* start MATERIAL *
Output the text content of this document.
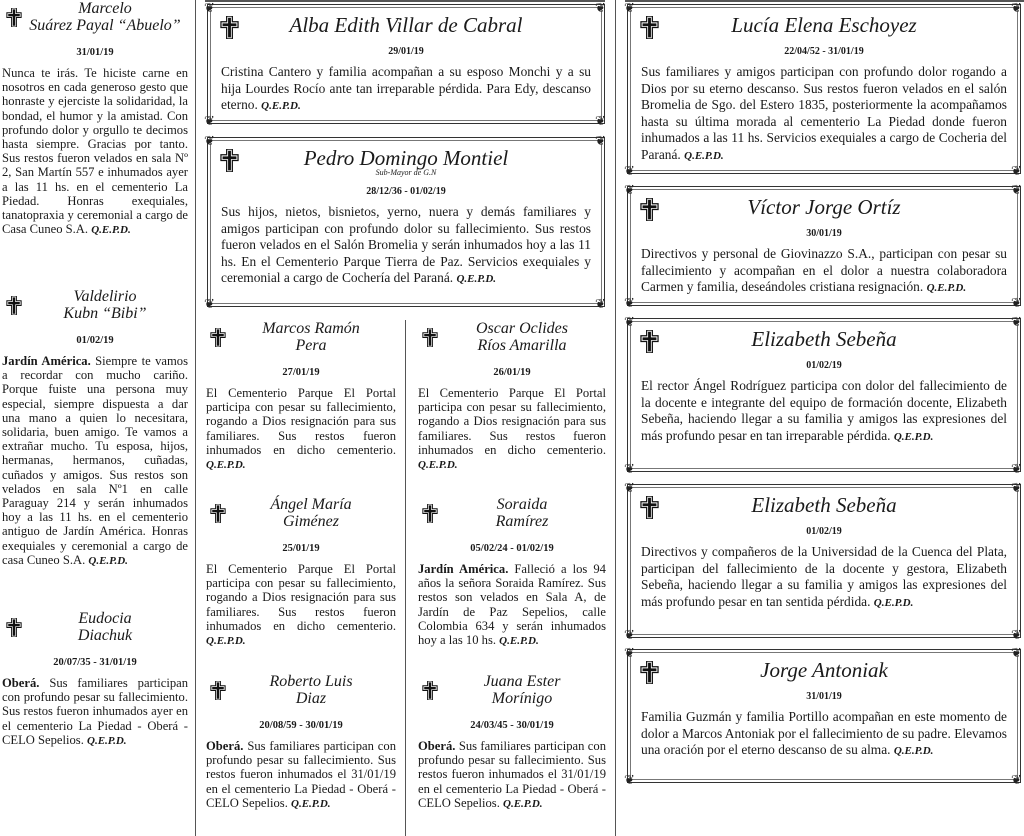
Marcelo
Suárez Payal “Abuelo”
31/01/19
Nunca te irás. Te hiciste carne en nosotros en cada generoso gesto que honraste y ejerciste la solidaridad, la bondad, el humor y la amistad. Con profundo dolor y orgullo te decimos hasta siempre. Gracias por tanto. Sus restos fueron velados en sala Nº 2, San Martín 557 e inhumados ayer a las 11 hs. en el cementerio La Piedad. Honras exequiales, tanatopraxia y ceremonial a cargo de Casa Cuneo S.A. Q.E.P.D.
Valdelirio
Kubn “Bibi”
01/02/19
Jardín América. Siempre te vamos a recordar con mucho cariño. Porque fuiste una persona muy especial, siempre dispuesta a dar una mano a quien lo necesitara, solidaria, buen amigo. Te vamos a extrañar mucho. Tu esposa, hijos, hermanas, hermanos, cuñadas, cuñados y amigos. Sus restos son velados en sala Nº1 en calle Paraguay 214 y serán inhumados hoy a las 11 hs. en el cementerio antiguo de Jardín América. Honras exequiales y ceremonial a cargo de casa Cuneo S.A. Q.E.P.D.
Eudocia
Diachuk
20/07/35 - 31/01/19
Oberá. Sus familiares participan con profundo pesar su fallecimiento. Sus restos fueron inhumados ayer en el cementerio La Piedad - Oberá - CELO Sepelios. Q.E.P.D.
❦	❦
❦	❦
Alba Edith Villar de Cabral
29/01/19
Cristina Cantero y familia acompañan a su esposo Monchi y a su hija Lourdes Rocío ante tan irreparable pérdida. Para Edy, descanso eterno. Q.E.P.D.
❦	❦
❦	❦
Pedro Domingo Montiel
Sub-Mayor de G.N
28/12/36 - 01/02/19
Sus hijos, nietos, bisnietos, yerno, nuera y demás familiares y amigos participan con profundo dolor su fallecimiento. Sus restos fueron velados en el Salón Bromelia y serán inhumados hoy a las 11 hs. En el Cementerio Parque Tierra de Paz. Servicios exequiales y ceremonial a cargo de Cochería del Paraná. Q.E.P.D.
Marcos Ramón
Pera
27/01/19
El Cementerio Parque El Portal participa con pesar su fallecimiento, rogando a Dios resignación para sus familiares. Sus restos fueron inhumados en dicho cementerio. Q.E.P.D.
Ángel María
Giménez
25/01/19
El Cementerio Parque El Portal participa con pesar su fallecimiento, rogando a Dios resignación para sus familiares. Sus restos fueron inhumados en dicho cementerio. Q.E.P.D.
Roberto Luis
Diaz
20/08/59 - 30/01/19
Oberá. Sus familiares participan con profundo pesar su fallecimiento. Sus restos fueron inhumados el 31/01/19 en el cementerio La Piedad - Oberá - CELO Sepelios. Q.E.P.D.
Oscar Oclides
Ríos Amarilla
26/01/19
El Cementerio Parque El Portal participa con pesar su fallecimiento, rogando a Dios resignación para sus familiares. Sus restos fueron inhumados en dicho cementerio. Q.E.P.D.
Soraida
Ramírez
05/02/24 - 01/02/19
Jardín América. Falleció a los 94 años la señora Soraida Ramírez. Sus restos son velados en Sala A, de Jardín de Paz Sepelios, calle Colombia 634 y serán inhumados hoy a las 10 hs. Q.E.P.D.
Juana Ester
Morínigo
24/03/45 - 30/01/19
Oberá. Sus familiares participan con profundo pesar su fallecimiento. Sus restos fueron inhumados el 31/01/19 en el cementerio La Piedad - Oberá - CELO Sepelios. Q.E.P.D.
❦	❦
❦	❦
Lucía Elena Eschoyez
22/04/52 - 31/01/19
Sus familiares y amigos participan con profundo dolor rogando a Dios por su eterno descanso. Sus restos fueron velados en el salón Bromelia de Sgo. del Estero 1835, posteriormente la acompañamos hasta su última morada al cementerio La Piedad donde fueron inhumados a las 11 hs. Servicios exequiales a cargo de Cocheria del Paraná. Q.E.P.D.
❦	❦
❦	❦
Víctor Jorge Ortíz
30/01/19
Directivos y personal de Giovinazzo S.A., participan con pesar su fallecimiento y acompañan en el dolor a nuestra colaboradora Carmen y familia, deseándoles cristiana resignación. Q.E.P.D.
❦	❦
❦	❦
Elizabeth Sebeña
01/02/19
El rector Ángel Rodríguez participa con dolor del fallecimiento de la docente e integrante del equipo de formación docente, Elizabeth Sebeña, haciendo llegar a su familia y amigos las expresiones del más profundo pesar en tan irreparable pérdida. Q.E.P.D.
❦	❦
❦	❦
Elizabeth Sebeña
01/02/19
Directivos y compañeros de la Universidad de la Cuenca del Plata, participan del fallecimiento de la docente y gestora, Elizabeth Sebeña, haciendo llegar a su familia y amigos las expresiones del más profundo pesar en tan sentida pérdida. Q.E.P.D.
❦	❦
❦	❦
Jorge Antoniak
31/01/19
Familia Guzmán y familia Portillo acompañan en este momento de dolor a Marcos Antoniak por el fallecimiento de su padre. Elevamos una oración por el eterno descanso de su alma. Q.E.P.D.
* end MATERIAL *
Pull out all lines from the entries above in which the word "acompañan" appears.

REPLY »
Cristina Cantero y familia acompañan a su esposo Monchi y a su hija Lourdes Rocío ante tan irreparable pérdida. Para Edy, descanso eterno. Q.E.P.D.
Directivos y personal de Giovinazzo S.A., participan con pesar su fallecimiento y acompañan en el dolor a nuestra colaboradora Carmen y familia, deseándoles cristiana resignación. Q.E.P.D.
Familia Guzmán y familia Portillo acompañan en este momento de dolor a Marcos Antoniak por el fallecimiento de su padre. Elevamos una oración por el eterno descanso de su alma. Q.E.P.D.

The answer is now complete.